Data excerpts
* Start *

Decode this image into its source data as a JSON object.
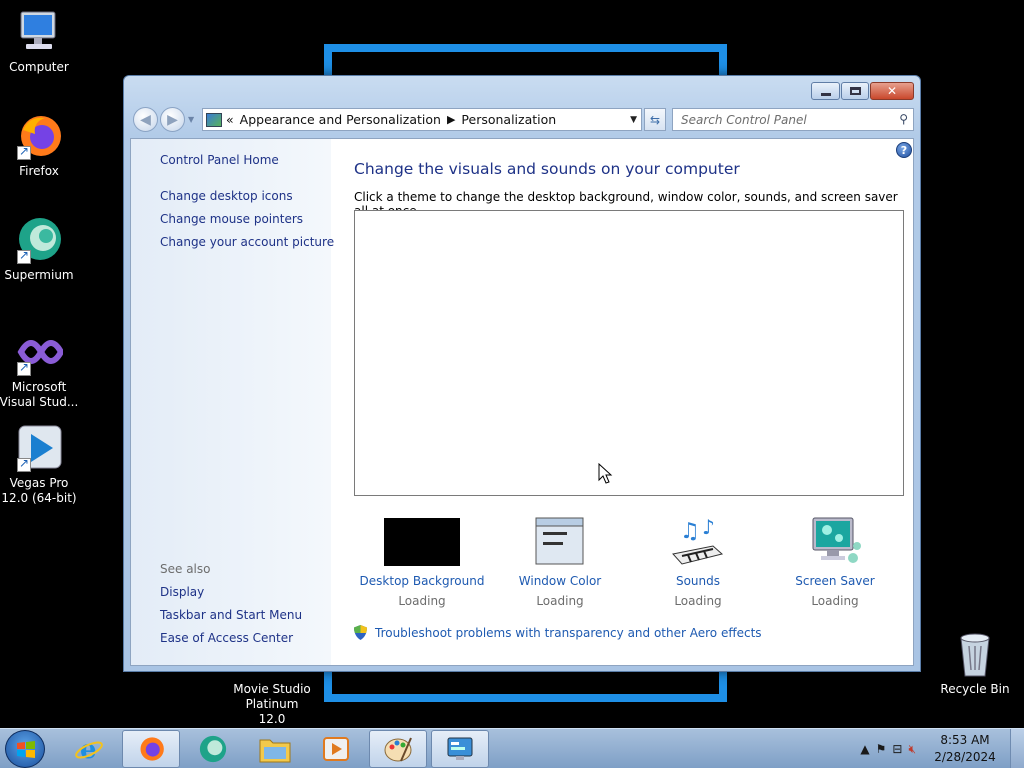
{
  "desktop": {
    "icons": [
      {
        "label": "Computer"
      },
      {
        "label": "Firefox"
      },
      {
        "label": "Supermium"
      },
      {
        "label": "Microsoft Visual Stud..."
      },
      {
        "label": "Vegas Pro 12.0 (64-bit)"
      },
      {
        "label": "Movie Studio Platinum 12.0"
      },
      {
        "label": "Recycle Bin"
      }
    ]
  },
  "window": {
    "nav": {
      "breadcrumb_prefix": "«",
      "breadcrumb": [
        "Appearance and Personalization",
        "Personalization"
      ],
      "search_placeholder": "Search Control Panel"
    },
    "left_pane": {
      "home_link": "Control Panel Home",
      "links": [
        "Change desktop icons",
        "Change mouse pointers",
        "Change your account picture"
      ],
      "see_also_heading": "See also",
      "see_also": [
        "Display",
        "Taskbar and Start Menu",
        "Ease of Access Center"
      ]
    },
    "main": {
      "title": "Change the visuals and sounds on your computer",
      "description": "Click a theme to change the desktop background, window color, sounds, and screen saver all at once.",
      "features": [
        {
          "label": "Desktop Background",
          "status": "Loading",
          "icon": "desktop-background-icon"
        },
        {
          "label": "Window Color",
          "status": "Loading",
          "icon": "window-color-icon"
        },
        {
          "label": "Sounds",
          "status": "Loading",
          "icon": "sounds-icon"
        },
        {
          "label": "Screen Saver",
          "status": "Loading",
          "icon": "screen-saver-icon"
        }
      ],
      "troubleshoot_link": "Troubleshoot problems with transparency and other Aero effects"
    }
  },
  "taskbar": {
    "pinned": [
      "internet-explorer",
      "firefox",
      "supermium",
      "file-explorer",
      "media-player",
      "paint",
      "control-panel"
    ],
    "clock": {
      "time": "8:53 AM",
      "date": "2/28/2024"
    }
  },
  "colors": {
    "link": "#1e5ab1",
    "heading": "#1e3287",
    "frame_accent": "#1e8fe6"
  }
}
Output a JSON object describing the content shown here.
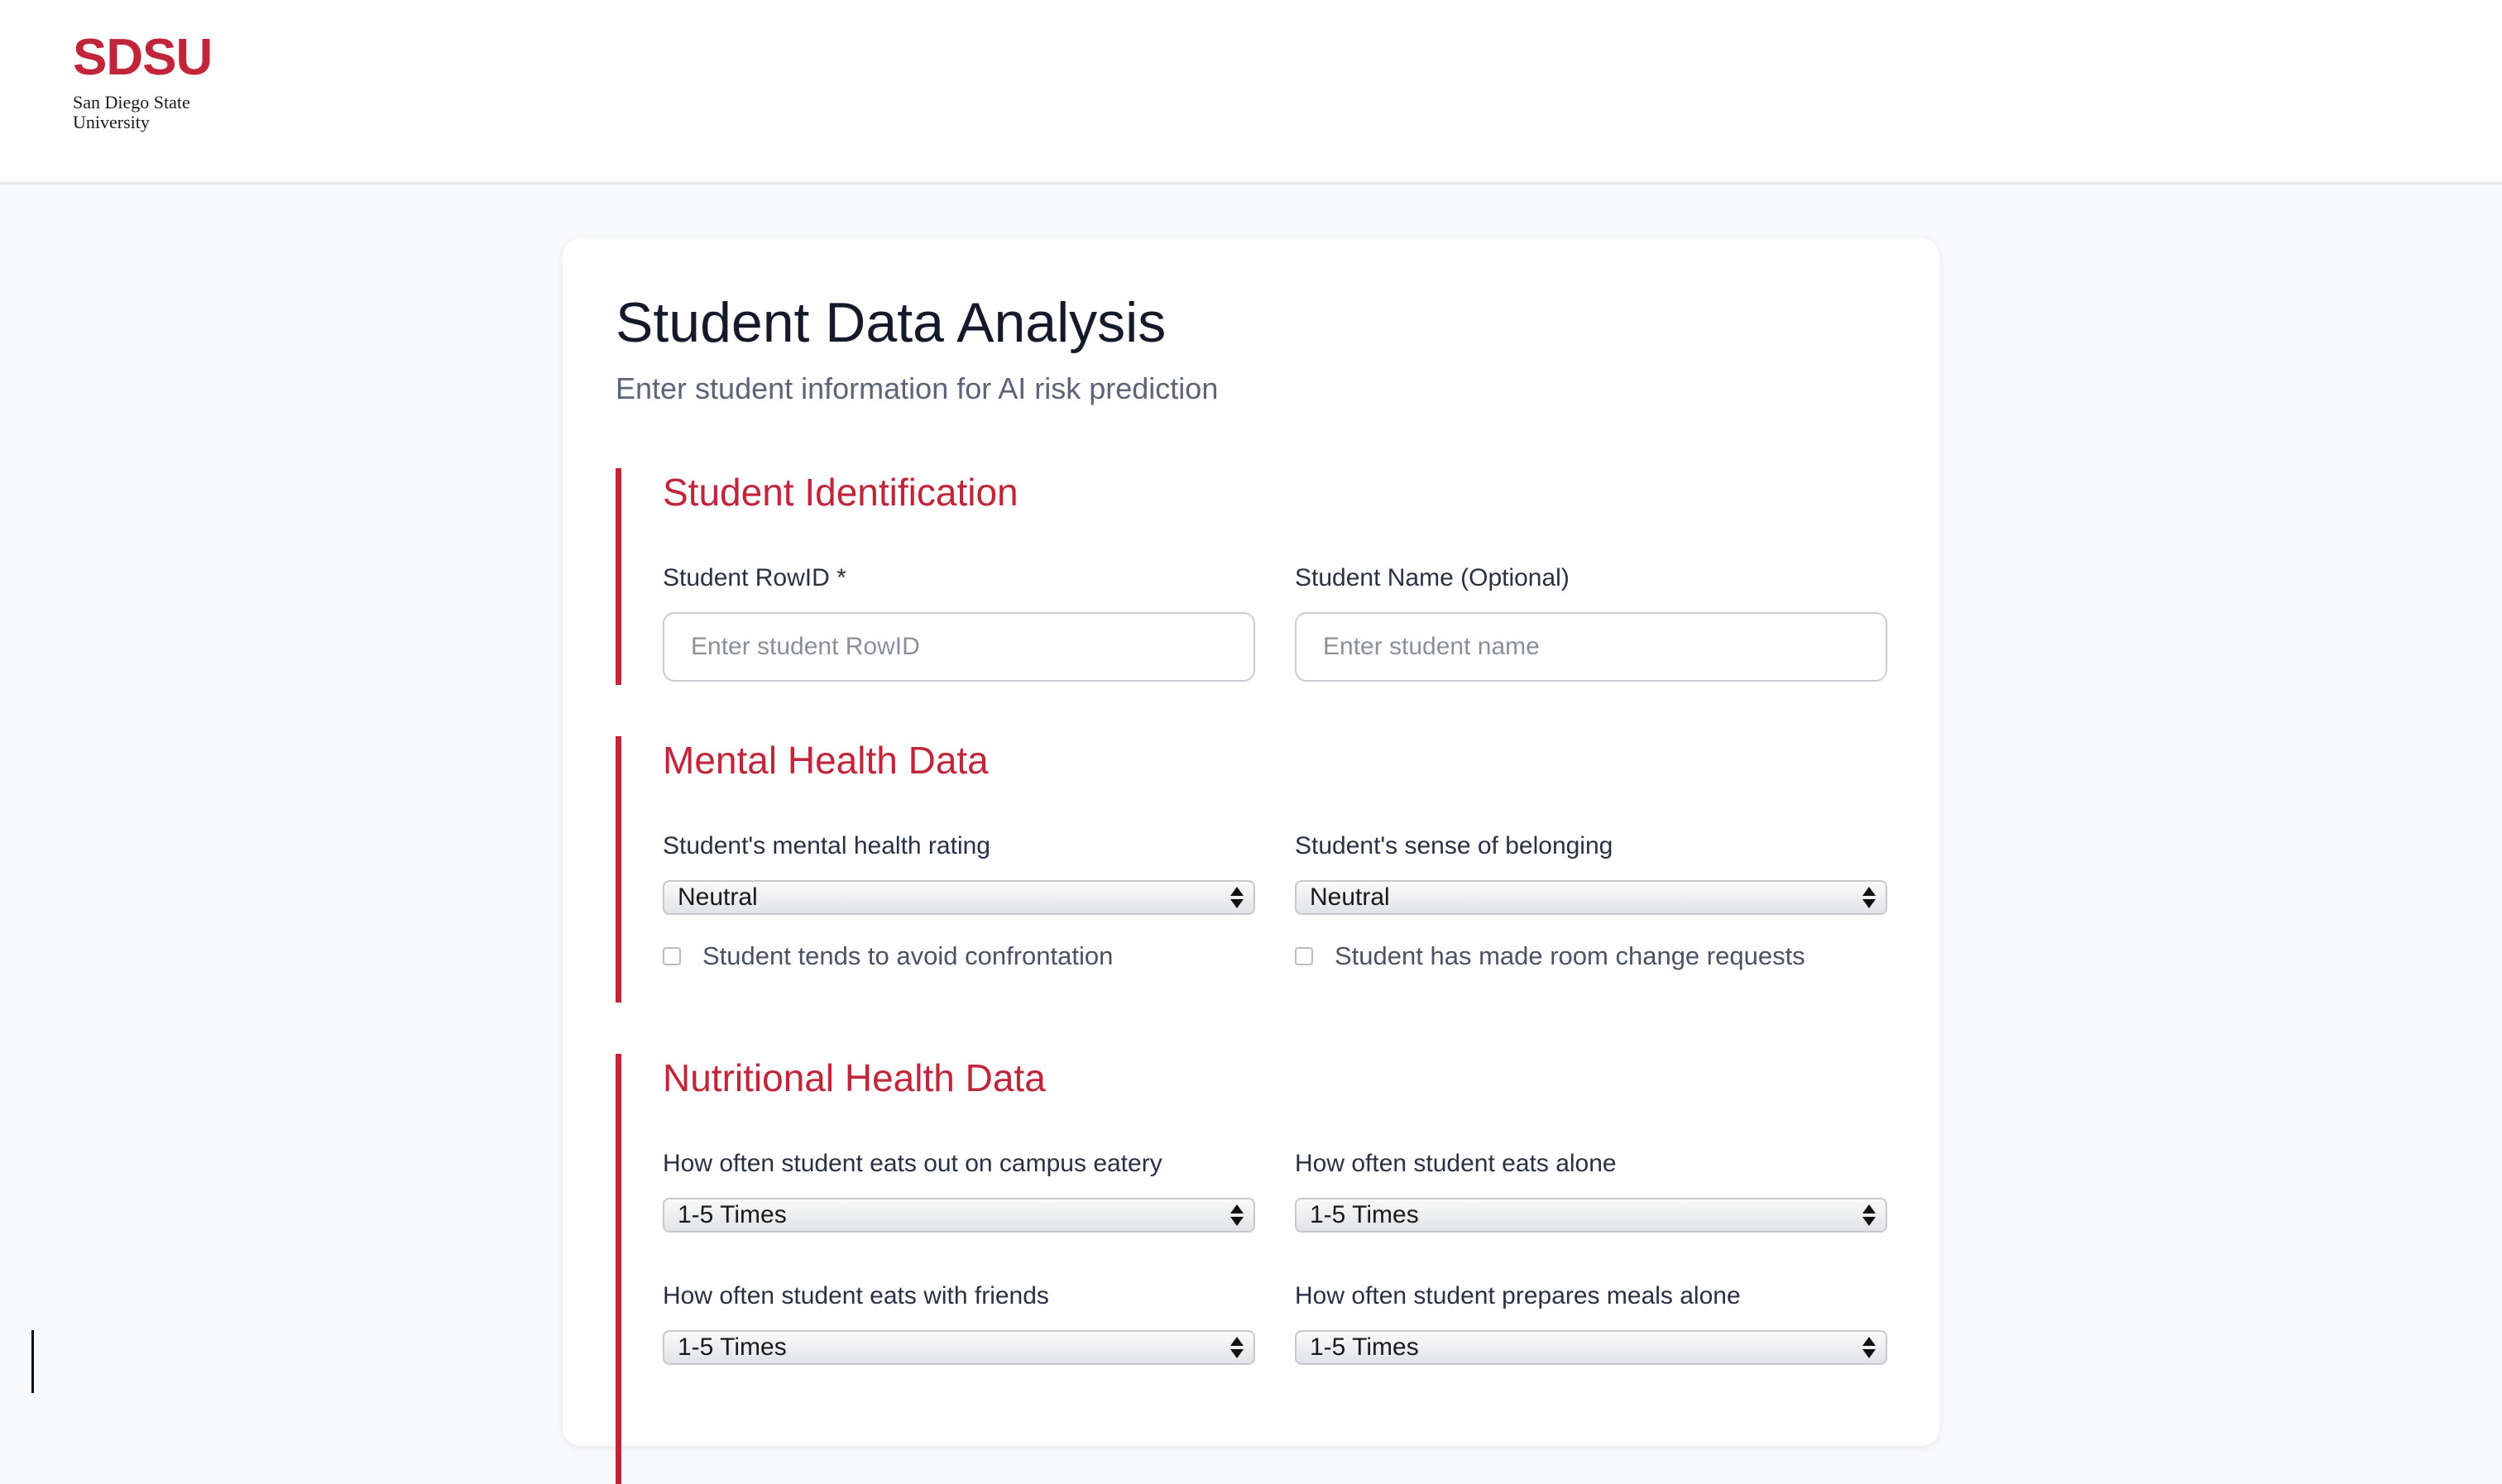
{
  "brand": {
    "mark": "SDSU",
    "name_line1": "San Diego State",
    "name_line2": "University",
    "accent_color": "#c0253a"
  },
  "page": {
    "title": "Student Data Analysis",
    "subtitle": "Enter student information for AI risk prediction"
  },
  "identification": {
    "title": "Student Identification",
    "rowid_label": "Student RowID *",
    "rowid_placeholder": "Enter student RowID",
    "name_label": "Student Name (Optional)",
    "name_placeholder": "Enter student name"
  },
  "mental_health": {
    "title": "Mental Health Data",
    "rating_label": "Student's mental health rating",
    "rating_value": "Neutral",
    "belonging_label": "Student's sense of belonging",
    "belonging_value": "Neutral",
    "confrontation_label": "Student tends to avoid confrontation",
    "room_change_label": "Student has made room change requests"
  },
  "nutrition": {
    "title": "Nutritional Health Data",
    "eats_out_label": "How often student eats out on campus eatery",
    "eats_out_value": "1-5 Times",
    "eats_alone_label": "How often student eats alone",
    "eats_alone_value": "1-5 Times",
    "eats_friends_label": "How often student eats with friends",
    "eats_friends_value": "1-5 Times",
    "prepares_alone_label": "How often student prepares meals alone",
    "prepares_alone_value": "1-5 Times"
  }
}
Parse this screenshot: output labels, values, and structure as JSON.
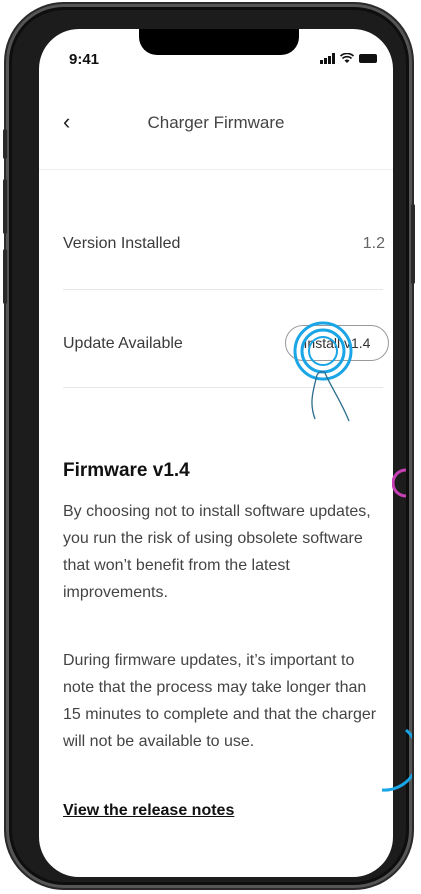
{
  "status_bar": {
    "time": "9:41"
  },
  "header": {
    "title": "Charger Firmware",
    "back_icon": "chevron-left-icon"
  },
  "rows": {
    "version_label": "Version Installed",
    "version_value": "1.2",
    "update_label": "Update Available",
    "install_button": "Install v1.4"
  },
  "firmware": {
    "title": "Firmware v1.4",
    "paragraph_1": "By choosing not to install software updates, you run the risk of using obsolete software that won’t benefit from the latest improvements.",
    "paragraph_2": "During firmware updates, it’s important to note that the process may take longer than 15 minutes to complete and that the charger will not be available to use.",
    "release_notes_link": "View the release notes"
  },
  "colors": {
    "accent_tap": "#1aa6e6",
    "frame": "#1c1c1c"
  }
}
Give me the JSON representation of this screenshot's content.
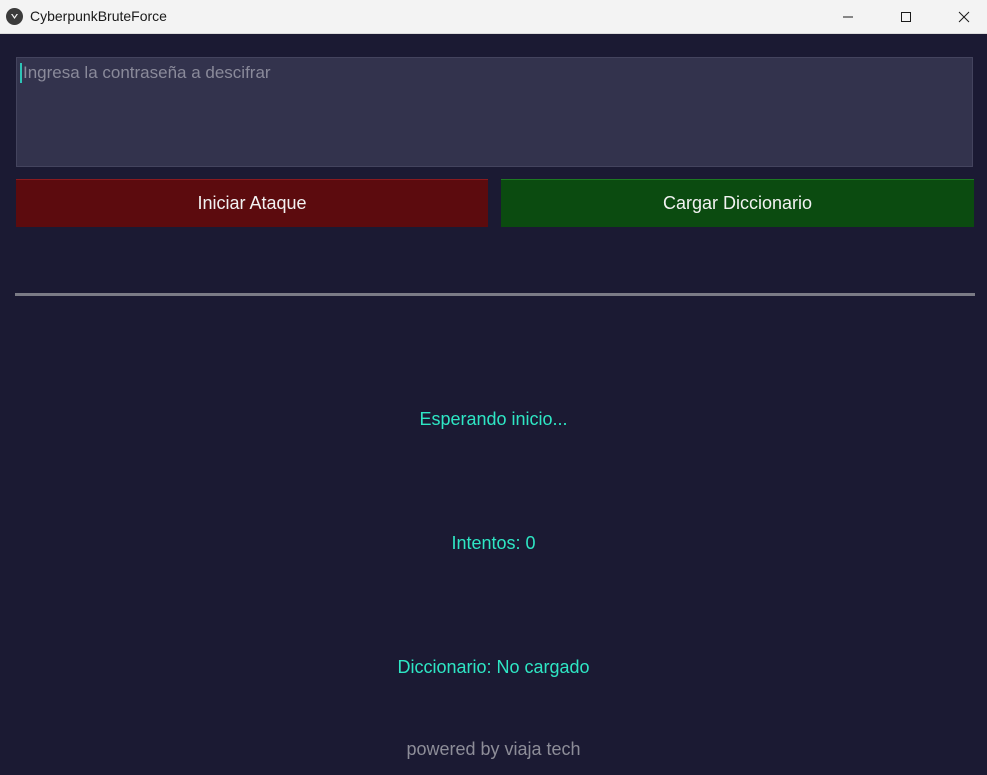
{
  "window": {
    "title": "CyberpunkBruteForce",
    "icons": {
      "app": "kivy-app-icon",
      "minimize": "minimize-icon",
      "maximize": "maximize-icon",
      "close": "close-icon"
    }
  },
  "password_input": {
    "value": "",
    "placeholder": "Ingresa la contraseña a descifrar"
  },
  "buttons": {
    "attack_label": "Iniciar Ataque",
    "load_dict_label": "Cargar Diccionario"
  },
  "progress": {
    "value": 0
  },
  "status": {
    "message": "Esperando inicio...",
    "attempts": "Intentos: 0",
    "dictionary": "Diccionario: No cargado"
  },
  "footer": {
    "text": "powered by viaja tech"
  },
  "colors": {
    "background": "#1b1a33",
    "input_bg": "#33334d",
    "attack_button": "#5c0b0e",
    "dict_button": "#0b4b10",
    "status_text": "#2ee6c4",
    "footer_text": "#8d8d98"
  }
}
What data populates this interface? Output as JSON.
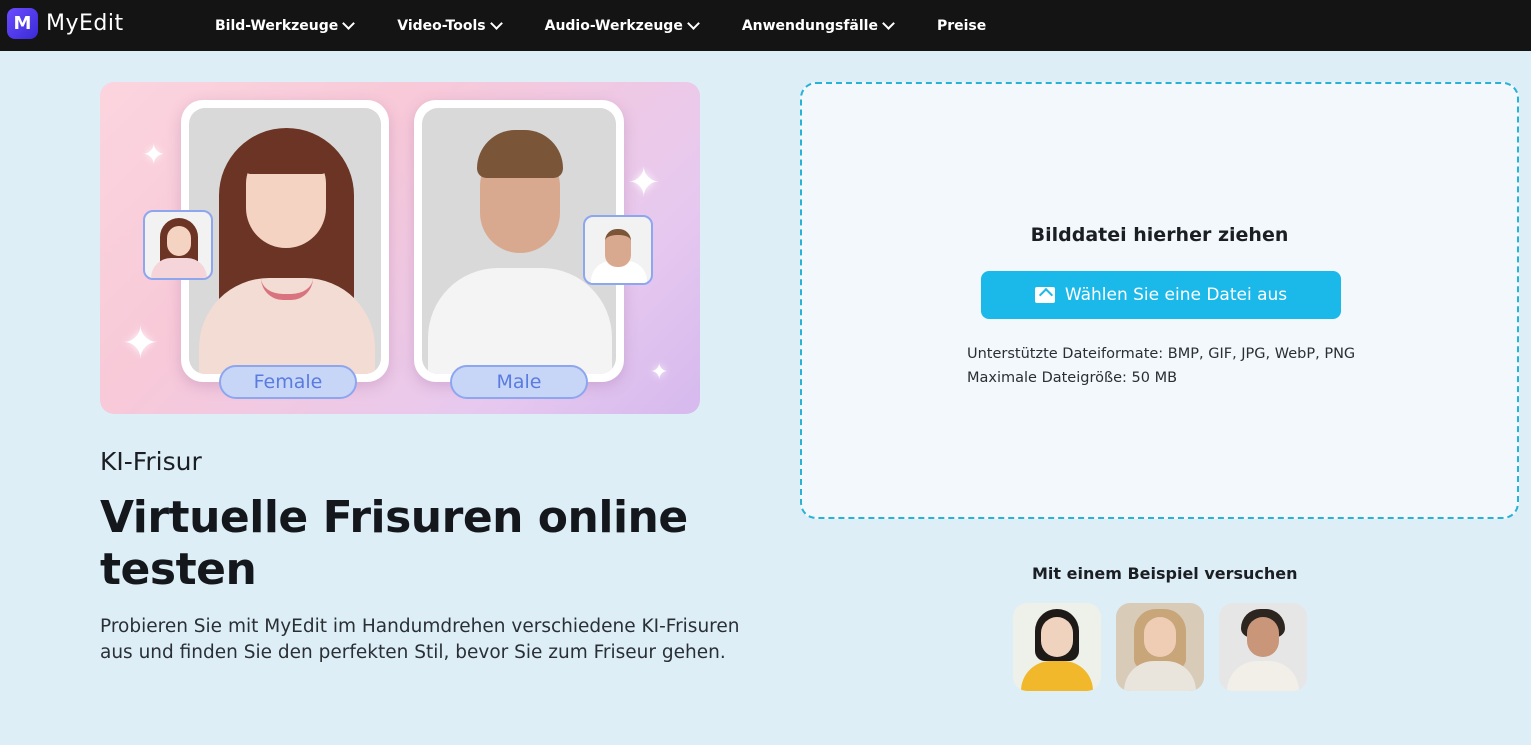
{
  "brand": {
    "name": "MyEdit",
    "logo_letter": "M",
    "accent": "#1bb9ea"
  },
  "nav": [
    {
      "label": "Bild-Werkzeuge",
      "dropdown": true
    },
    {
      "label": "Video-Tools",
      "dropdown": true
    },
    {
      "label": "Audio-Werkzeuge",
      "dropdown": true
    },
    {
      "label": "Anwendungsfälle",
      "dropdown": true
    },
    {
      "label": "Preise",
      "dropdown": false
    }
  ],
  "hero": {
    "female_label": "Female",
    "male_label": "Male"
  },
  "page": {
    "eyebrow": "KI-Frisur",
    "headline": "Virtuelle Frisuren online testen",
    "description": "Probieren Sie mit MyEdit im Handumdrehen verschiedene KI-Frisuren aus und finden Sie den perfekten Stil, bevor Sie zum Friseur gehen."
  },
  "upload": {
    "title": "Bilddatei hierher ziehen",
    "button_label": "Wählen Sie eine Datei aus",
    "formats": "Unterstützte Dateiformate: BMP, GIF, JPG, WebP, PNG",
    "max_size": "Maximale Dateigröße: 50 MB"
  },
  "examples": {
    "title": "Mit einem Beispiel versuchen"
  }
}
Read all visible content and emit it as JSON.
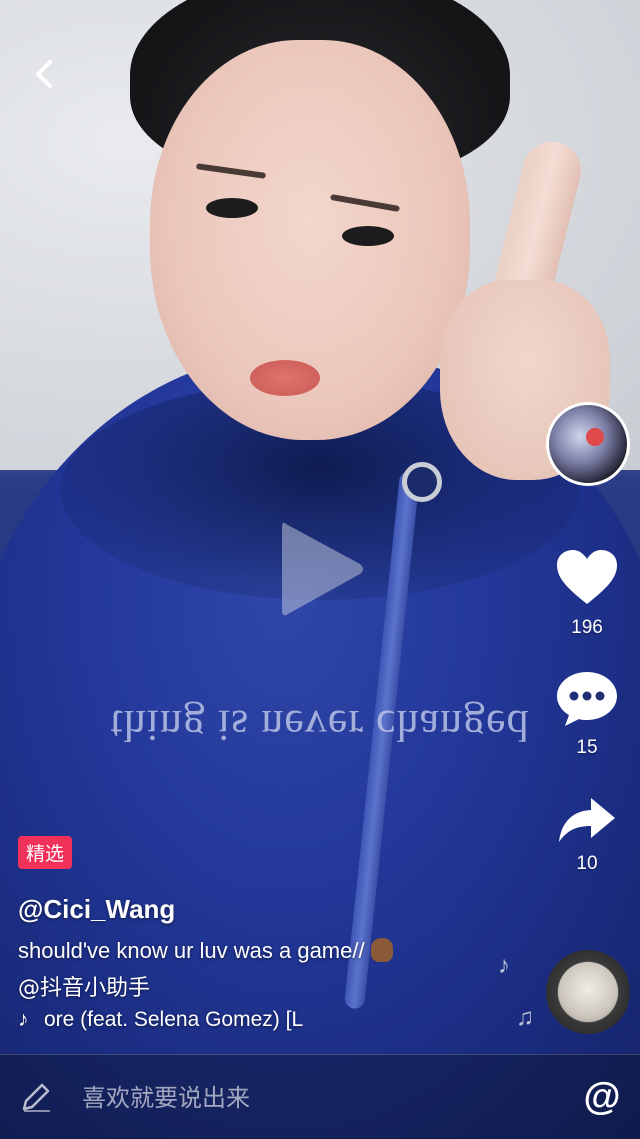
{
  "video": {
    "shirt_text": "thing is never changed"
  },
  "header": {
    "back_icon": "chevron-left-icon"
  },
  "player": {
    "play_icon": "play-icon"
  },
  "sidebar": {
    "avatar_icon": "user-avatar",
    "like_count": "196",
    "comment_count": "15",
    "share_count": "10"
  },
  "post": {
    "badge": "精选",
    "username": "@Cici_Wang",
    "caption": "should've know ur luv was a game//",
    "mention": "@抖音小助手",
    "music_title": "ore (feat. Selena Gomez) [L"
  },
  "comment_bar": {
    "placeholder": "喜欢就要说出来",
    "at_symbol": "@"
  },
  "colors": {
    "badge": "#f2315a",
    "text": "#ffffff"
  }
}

* End *

Please leave out the pictures while you copy exactly the lines from the one containing "What data populates" through the end of the records.

**ANSWER TO THIS PROBLEM**.
What data populates this interface? Output as JSON.
{
  "brand": {
    "name": "MyEdit",
    "logo_letter": "M",
    "accent": "#1bb9ea"
  },
  "nav": [
    {
      "label": "Bild-Werkzeuge",
      "dropdown": true
    },
    {
      "label": "Video-Tools",
      "dropdown": true
    },
    {
      "label": "Audio-Werkzeuge",
      "dropdown": true
    },
    {
      "label": "Anwendungsfälle",
      "dropdown": true
    },
    {
      "label": "Preise",
      "dropdown": false
    }
  ],
  "hero": {
    "female_label": "Female",
    "male_label": "Male"
  },
  "page": {
    "eyebrow": "KI-Frisur",
    "headline": "Virtuelle Frisuren online testen",
    "description": "Probieren Sie mit MyEdit im Handumdrehen verschiedene KI-Frisuren aus und finden Sie den perfekten Stil, bevor Sie zum Friseur gehen."
  },
  "upload": {
    "title": "Bilddatei hierher ziehen",
    "button_label": "Wählen Sie eine Datei aus",
    "formats": "Unterstützte Dateiformate: BMP, GIF, JPG, WebP, PNG",
    "max_size": "Maximale Dateigröße: 50 MB"
  },
  "examples": {
    "title": "Mit einem Beispiel versuchen"
  }
}
Read all visible content and emit it as JSON.
{
  "video": {
    "shirt_text": "thing is never changed"
  },
  "header": {
    "back_icon": "chevron-left-icon"
  },
  "player": {
    "play_icon": "play-icon"
  },
  "sidebar": {
    "avatar_icon": "user-avatar",
    "like_count": "196",
    "comment_count": "15",
    "share_count": "10"
  },
  "post": {
    "badge": "精选",
    "username": "@Cici_Wang",
    "caption": "should've know ur luv was a game//",
    "mention": "@抖音小助手",
    "music_title": "ore (feat. Selena Gomez) [L"
  },
  "comment_bar": {
    "placeholder": "喜欢就要说出来",
    "at_symbol": "@"
  },
  "colors": {
    "badge": "#f2315a",
    "text": "#ffffff"
  }
}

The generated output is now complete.